Recorded information —
------------

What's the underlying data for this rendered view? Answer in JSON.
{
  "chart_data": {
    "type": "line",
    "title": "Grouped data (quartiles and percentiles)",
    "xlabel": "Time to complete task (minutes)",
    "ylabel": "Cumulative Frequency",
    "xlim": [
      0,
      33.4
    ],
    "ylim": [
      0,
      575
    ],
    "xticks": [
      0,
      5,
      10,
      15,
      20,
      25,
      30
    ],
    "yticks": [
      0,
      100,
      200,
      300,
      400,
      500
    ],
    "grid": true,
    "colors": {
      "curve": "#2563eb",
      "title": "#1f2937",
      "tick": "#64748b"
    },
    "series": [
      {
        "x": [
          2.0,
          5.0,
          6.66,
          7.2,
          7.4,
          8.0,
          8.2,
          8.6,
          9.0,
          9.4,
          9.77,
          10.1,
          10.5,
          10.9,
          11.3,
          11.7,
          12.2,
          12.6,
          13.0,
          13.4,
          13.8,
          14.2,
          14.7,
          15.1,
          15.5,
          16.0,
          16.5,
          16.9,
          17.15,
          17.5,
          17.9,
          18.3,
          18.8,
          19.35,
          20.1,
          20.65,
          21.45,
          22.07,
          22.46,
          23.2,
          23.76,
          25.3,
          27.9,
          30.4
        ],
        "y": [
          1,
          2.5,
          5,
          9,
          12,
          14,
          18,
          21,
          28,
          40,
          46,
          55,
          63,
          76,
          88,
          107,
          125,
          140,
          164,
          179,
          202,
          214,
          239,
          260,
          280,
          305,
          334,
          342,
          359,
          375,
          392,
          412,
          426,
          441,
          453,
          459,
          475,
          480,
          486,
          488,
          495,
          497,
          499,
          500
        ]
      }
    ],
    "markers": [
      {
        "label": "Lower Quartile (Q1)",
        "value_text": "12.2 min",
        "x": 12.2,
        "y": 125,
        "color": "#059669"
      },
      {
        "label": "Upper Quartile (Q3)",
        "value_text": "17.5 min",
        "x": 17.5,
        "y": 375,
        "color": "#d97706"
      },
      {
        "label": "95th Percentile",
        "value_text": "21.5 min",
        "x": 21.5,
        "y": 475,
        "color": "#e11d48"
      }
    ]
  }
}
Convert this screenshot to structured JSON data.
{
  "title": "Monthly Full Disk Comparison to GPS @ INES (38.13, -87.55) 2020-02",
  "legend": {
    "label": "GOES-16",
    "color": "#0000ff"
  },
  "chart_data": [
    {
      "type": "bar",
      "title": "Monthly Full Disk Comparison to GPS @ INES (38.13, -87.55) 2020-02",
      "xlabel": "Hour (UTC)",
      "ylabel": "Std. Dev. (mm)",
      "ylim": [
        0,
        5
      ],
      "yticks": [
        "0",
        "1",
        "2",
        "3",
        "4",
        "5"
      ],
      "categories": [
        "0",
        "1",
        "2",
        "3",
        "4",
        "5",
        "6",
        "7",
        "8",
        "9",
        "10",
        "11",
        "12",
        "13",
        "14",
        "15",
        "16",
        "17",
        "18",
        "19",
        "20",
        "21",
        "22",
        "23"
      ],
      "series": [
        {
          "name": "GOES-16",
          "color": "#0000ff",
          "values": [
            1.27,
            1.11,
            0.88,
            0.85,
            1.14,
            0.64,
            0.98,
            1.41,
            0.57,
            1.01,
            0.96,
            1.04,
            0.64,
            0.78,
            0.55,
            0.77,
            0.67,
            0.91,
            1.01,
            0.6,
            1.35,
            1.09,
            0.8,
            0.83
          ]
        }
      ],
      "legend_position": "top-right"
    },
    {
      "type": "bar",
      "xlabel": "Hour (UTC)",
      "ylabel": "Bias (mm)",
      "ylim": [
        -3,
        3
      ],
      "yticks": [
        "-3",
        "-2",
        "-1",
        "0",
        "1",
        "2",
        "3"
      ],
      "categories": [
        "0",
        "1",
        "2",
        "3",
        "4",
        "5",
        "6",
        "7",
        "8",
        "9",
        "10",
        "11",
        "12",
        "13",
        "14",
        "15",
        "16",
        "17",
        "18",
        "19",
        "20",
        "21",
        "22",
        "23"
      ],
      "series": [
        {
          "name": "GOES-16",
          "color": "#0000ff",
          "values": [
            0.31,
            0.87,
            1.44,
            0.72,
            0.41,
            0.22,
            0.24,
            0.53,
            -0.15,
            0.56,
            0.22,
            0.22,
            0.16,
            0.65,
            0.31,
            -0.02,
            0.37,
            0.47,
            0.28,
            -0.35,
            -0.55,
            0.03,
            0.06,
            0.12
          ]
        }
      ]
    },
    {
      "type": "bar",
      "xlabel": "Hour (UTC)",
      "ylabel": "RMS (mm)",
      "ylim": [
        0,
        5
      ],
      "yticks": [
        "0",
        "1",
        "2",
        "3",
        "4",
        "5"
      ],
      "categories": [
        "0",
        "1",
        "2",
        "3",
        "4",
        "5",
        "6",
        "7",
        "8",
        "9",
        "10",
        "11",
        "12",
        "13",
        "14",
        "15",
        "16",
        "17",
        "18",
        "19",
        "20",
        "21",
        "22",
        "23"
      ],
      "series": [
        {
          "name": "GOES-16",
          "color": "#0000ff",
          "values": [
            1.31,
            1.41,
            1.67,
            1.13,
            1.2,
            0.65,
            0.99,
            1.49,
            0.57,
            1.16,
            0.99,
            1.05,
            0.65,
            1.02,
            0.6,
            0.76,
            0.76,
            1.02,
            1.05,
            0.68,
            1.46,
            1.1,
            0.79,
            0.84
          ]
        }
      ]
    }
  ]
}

------------

Short problem — List each line of the records that holds the string "title".

Complete response —
    "title": "Grouped data (quartiles and percentiles)",
      "title": "#1f2937",
  "title": "Monthly Full Disk Comparison to GPS @ INES (38.13, -87.55) 2020-02",
      "title": "Monthly Full Disk Comparison to GPS @ INES (38.13, -87.55) 2020-02",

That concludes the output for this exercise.